--- Start of TEXT PROVIDED ---
Choose the right management system and you’ll find out!
Everyone likes to believe that they are competent to deliver effectively and efficiently in their role at work. Simply learning about a task, or completing training for it, does not in itself confirm that a person can perform that task consistently, safely, and to the required standard in real-world conditions. At best, it demonstrates potential rather than proven competence.
For most organisations, however, knowing that an employee has the potential to do a task is not enough. Organisations have to actually know whether an employee can perform a task when called upon.
This is increasingly driven by regulatory scrutiny, operational risk, and the expectation that organisations can evidence competence at the point of work, not just at the point of training.
This is especially important when safety and compliance are part of daily operations. With the Health and Safety Executive (HSE) issuing over 4,400 notices in 2024/25, including 3,200 improvement notices and 1200 notices prohibiting work actively placing people at risk of death or serious injury , it is easy to see why.
So how can companies keep on top of learning, training and competence in their workforce to know they have competent employees ready and waiting to do a job?
Understanding your needs
Most organisations know that legacy systems for tracking staff training, learning and competency are no longer fit for purpose, especially as technology advances along with regulation and compliance. Paper-stuffed filing cabinets and over-complicated spreadsheets no longer cut it.
Moving forward then, getting to know the difference between a Training, Learning and Competency Management System will help companies choose what they need from their new system.
Training Management System (TMS)
Think of a TMS as a basic, entry level system. It is more a diary or tick-box record of attendance on a training course, focussing on scheduling attendance. Unfortunately, this system may not necessarily translate into increased capability of employees.
While a TMS can provide useful visibility of attendance and scheduling, on its own it offers limited insight into whether learning has translated into on-the-job capability.
Learning Management System (LMS)
Learning Management Systems (LMS) focus on the delivery, management, and tracking of learning interventions. Modern LMS platforms can support a wide range of content types, assessment methods, and learning journeys, and play a critical role in developing knowledge and supporting compliance. Watch out though, many organisations tend to refer to all L&D systems as a learning management system (LMS) but that might not be the case. Those looking for a new L&D system must be clear about their requirements and ensure they’re using the correct terminology when searching for a solution.
However, even sophisticated LMS platforms are typically structured around learning activity and completion, rather than the ongoing assurance of role-specific competence in live operational environments.
Competency Management System (CMS)
A Competency Management System (CMS) is designed around capability and readiness rather than course completion. Its primary purpose is to evidence that individuals can perform specific tasks safely and effectively, to a defined standard, and over time, not just immediately after training.
--- End of TEXT PROVIDED ---
--- Start of DATASET CONTENT ---
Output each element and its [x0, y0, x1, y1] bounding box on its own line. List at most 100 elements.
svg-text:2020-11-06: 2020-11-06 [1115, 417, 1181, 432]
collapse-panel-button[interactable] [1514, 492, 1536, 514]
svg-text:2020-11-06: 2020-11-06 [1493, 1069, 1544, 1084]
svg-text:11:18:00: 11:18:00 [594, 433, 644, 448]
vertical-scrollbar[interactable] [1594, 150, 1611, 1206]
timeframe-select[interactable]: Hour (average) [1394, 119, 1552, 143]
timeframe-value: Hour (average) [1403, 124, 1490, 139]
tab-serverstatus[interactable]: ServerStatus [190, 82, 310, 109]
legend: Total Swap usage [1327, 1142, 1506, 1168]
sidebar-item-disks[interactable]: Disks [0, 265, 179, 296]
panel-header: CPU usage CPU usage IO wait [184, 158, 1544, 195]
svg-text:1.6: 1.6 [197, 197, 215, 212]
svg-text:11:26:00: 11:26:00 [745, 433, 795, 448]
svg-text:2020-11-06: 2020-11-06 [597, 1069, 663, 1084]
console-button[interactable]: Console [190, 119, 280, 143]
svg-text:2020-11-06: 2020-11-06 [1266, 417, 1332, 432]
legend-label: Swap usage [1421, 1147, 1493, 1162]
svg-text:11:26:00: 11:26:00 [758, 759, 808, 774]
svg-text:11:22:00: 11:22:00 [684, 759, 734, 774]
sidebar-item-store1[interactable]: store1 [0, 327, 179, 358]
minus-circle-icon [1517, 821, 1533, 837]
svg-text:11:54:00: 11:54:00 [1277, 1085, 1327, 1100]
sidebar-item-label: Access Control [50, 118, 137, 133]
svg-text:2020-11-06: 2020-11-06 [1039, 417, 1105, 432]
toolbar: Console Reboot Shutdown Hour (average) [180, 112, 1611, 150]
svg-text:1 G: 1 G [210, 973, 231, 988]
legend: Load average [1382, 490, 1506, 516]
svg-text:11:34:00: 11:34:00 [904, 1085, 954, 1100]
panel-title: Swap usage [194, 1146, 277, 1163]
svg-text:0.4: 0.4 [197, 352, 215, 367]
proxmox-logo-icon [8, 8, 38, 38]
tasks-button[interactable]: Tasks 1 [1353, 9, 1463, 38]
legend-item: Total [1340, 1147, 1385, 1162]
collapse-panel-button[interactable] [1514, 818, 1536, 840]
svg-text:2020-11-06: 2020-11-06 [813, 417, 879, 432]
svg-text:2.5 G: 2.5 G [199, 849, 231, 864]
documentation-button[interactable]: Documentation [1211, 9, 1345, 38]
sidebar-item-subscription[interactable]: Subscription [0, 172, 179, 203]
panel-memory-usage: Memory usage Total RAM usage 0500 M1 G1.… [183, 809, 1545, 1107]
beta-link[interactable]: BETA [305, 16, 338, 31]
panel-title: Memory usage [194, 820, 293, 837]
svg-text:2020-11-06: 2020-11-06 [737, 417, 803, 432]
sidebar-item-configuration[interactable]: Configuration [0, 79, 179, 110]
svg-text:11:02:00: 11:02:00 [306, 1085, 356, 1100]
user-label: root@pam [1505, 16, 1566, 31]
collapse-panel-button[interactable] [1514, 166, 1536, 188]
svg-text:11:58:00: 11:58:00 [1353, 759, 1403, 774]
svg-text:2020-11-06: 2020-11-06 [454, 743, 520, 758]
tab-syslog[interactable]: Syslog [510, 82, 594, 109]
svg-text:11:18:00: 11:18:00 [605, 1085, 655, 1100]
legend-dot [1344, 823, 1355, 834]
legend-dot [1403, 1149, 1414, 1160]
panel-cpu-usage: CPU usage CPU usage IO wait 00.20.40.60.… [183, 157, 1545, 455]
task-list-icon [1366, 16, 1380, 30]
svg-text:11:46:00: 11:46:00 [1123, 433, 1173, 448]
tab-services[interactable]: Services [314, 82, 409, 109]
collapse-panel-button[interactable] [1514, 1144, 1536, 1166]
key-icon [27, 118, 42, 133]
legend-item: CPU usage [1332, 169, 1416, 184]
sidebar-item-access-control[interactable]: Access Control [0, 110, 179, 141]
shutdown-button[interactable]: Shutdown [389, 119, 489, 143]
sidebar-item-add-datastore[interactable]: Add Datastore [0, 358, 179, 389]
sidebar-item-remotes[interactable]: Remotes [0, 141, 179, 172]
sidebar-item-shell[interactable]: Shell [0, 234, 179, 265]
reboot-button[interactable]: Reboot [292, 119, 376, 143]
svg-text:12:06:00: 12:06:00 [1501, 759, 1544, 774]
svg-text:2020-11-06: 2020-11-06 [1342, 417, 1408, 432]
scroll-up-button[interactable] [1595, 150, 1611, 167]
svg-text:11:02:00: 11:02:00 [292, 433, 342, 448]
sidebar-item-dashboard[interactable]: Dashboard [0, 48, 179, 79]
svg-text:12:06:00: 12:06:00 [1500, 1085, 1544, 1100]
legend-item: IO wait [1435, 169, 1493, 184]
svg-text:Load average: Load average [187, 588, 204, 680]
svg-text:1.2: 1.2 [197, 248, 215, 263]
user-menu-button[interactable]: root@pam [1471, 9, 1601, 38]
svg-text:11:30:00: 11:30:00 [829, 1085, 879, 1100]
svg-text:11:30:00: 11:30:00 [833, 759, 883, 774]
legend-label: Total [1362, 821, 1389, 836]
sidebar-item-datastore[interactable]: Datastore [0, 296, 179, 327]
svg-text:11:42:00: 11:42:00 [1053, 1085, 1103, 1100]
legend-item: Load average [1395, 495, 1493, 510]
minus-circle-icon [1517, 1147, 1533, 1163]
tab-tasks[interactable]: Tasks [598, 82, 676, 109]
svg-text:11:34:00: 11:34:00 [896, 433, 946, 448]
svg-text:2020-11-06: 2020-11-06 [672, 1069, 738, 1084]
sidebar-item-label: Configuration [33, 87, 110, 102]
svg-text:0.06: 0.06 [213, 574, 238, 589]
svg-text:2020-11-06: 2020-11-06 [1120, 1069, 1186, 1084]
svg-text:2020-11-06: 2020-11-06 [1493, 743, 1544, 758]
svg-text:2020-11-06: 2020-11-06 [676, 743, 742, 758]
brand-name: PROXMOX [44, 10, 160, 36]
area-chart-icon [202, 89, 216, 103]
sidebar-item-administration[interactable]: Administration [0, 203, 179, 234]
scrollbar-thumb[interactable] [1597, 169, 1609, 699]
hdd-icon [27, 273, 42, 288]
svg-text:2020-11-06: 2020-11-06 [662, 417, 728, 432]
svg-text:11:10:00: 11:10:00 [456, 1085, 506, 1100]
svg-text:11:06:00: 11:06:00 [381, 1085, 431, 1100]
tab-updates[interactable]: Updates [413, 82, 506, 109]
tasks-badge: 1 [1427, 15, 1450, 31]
--- End of DATASET CONTENT ---
■ **TASKS FOR THIS EXERCISE**:
(1) According to the article on management systems, how many improvement notices did the Health and Safety Executive issue in 2024/25?
(2) Rewrite the passage of the article on management systems starting at "Training Management System" and ending at "into on-the-job capability.", replacing "attendance" with "participation" throughout.
The data items are separate material and are unrelated to the article on management systems.

■ **WRITTEN RESPONSES**:
(1) 3,200

(2)
Training Management System (TMS)
Think of a TMS as a basic, entry level system. It is more a diary or tick-box record of participation on a training course, focussing on scheduling participation. Unfortunately, this system may not necessarily translate into increased capability of employees.
While a TMS can provide useful visibility of participation and scheduling, on its own it offers limited insight into whether learning has translated into on-the-job capability.